**What you are asked to do**
In the entries below, count the lines holding "icon". Reply with the number only.

(Excerpts from a figure dataset)
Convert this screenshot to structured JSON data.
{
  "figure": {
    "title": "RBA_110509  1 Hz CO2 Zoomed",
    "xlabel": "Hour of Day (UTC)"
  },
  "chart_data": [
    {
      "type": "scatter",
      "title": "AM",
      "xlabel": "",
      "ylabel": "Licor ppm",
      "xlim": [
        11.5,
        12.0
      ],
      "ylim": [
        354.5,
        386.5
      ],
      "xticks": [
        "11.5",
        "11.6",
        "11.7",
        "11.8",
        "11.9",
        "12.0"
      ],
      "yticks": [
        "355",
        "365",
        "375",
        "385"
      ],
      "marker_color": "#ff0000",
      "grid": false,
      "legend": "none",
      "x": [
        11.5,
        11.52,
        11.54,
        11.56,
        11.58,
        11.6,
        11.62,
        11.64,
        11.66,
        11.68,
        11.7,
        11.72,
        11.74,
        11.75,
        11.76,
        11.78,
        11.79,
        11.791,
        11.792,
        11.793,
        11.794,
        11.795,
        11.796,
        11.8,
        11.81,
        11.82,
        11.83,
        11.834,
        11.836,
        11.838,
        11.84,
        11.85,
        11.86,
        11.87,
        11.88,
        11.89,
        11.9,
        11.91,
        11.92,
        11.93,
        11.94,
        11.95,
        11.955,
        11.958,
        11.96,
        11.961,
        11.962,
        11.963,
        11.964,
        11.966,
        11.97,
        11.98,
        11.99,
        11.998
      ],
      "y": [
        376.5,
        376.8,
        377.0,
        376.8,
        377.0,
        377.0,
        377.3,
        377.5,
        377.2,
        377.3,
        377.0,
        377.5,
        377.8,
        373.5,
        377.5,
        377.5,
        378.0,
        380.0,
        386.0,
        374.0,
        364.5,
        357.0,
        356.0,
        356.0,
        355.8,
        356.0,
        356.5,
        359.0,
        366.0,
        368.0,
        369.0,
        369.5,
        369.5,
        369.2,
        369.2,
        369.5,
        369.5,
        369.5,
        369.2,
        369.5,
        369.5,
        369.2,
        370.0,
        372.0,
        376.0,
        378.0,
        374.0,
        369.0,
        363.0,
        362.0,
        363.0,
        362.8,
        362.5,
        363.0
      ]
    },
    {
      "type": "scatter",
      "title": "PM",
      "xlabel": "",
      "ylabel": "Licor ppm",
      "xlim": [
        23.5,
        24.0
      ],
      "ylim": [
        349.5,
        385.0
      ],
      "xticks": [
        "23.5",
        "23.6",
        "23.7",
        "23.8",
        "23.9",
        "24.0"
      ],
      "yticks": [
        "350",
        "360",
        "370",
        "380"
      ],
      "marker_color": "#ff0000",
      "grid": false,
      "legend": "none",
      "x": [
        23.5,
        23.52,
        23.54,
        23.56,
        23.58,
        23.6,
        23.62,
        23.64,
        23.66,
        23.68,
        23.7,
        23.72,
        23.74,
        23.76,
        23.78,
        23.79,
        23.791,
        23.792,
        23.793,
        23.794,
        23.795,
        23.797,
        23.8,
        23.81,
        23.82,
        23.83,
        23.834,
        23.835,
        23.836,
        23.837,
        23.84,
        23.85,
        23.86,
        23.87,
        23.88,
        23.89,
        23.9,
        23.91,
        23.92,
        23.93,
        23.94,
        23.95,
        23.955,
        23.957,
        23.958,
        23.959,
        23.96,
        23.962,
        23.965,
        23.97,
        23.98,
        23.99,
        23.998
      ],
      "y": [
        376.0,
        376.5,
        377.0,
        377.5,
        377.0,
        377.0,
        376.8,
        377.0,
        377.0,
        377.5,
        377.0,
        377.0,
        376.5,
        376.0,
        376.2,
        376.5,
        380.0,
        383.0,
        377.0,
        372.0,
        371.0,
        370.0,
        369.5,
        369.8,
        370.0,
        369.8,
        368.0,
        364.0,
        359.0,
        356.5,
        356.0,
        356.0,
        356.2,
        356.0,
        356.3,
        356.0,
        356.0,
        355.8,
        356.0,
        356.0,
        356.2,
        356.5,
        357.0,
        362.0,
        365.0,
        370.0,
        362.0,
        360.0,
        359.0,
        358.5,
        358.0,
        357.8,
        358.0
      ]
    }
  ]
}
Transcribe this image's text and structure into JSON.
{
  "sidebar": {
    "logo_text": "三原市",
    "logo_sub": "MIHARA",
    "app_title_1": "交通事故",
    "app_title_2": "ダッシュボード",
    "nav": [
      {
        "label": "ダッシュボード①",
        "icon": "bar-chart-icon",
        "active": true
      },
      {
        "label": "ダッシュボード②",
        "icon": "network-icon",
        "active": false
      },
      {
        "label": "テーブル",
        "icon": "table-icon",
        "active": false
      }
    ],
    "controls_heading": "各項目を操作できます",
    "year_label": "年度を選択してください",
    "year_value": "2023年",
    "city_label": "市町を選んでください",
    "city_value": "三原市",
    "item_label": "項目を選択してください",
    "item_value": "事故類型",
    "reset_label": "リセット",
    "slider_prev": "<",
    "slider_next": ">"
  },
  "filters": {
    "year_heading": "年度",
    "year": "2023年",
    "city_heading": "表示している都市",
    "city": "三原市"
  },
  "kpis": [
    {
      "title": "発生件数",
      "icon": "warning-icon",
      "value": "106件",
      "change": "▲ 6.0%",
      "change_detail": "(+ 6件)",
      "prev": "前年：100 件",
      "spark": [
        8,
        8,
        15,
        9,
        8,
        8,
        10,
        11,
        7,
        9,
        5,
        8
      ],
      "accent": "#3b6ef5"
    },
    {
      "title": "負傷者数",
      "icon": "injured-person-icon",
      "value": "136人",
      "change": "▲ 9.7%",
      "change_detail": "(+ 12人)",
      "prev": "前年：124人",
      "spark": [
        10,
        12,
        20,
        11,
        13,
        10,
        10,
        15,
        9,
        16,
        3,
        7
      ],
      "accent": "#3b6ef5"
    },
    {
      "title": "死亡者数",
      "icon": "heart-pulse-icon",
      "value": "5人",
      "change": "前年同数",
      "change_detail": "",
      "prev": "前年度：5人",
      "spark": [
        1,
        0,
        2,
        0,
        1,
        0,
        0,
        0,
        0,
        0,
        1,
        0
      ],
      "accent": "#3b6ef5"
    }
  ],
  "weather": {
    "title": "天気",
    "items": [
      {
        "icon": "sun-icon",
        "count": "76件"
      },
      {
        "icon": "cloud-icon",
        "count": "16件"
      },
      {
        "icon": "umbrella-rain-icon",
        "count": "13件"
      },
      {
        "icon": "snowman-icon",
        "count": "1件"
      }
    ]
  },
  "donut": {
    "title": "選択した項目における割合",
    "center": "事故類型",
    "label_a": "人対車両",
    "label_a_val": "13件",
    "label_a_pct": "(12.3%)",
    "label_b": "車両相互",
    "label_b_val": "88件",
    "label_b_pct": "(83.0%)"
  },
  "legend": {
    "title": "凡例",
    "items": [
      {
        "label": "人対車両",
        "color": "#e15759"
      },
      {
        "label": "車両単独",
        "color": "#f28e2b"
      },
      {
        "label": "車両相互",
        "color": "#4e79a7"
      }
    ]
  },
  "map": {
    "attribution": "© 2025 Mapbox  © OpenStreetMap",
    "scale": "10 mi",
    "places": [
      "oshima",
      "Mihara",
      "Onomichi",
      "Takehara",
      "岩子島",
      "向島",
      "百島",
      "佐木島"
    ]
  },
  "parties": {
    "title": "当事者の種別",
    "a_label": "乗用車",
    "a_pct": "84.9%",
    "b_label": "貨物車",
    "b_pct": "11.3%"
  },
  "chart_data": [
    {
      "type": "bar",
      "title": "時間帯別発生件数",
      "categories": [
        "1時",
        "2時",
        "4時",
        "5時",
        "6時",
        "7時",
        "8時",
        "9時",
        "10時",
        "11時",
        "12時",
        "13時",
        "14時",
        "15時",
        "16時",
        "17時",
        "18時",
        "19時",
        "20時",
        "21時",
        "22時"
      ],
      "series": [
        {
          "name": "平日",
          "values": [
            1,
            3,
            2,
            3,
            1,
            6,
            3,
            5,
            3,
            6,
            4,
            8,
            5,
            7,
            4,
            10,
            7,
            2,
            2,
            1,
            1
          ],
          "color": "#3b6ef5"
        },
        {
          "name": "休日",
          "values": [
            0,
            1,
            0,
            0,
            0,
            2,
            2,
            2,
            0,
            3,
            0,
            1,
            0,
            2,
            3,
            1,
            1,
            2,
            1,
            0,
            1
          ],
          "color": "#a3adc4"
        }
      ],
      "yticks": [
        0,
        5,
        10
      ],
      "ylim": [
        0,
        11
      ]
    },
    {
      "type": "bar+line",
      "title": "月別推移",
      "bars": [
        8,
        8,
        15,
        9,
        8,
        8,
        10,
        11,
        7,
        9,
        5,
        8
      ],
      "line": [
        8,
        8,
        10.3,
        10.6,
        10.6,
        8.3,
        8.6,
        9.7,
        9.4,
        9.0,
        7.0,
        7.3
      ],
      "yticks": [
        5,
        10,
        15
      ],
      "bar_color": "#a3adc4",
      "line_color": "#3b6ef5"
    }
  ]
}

**Exercise solution**
10